* Start Extracted data *

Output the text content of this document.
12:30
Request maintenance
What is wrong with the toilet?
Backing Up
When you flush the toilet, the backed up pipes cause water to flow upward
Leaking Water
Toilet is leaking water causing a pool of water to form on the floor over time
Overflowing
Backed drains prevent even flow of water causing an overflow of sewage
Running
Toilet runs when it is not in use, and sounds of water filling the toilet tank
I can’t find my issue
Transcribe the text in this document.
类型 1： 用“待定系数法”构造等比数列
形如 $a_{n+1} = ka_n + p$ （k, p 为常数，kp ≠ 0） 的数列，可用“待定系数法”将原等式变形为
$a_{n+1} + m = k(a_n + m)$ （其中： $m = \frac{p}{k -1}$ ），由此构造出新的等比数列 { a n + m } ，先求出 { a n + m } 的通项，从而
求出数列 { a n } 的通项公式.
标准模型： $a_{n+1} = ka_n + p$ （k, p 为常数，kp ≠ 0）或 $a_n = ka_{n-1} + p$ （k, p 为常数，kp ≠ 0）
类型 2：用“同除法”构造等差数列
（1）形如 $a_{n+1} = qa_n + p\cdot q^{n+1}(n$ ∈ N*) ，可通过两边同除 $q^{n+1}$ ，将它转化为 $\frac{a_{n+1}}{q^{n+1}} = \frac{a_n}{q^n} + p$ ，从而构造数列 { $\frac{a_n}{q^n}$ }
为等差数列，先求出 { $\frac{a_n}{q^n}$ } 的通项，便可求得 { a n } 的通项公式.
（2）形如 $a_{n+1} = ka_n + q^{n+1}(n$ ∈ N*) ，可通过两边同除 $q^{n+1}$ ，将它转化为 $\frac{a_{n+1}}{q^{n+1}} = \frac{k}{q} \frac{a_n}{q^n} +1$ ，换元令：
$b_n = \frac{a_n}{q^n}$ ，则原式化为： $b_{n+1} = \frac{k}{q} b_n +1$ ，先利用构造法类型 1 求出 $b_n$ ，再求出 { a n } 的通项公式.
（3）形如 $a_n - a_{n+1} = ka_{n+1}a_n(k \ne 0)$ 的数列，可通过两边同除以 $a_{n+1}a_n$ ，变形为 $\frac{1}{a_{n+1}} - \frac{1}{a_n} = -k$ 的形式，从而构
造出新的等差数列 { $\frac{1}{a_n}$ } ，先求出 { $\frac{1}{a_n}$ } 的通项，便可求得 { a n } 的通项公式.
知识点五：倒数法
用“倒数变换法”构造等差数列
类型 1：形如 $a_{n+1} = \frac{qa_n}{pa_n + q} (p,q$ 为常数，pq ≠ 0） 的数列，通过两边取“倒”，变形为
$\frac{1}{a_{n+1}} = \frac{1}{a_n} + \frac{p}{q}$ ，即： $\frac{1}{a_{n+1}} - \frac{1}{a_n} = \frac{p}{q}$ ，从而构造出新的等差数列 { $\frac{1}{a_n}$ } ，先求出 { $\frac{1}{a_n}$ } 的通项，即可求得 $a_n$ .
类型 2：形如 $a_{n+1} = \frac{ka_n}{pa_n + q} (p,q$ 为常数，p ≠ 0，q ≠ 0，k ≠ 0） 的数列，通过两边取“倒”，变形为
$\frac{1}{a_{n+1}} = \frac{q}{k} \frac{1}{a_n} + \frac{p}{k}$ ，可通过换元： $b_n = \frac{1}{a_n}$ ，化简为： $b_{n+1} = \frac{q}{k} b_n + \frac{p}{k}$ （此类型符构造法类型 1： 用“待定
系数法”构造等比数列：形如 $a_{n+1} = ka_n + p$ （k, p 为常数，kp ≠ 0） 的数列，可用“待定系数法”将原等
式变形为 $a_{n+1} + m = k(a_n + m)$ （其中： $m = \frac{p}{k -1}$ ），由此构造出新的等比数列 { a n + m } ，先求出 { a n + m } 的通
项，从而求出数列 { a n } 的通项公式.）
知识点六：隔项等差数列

* End Extracted data *

→ What you have to do: Among the lines of the data, identify those with the word "构造等比数列". Copy each of them.

→ Complete answer:
类型 1： 用“待定系数法”构造等比数列
系数法”构造等比数列：形如 $a_{n+1} = ka_n + p$ （k, p 为常数，kp ≠ 0） 的数列，可用“待定系数法”将原等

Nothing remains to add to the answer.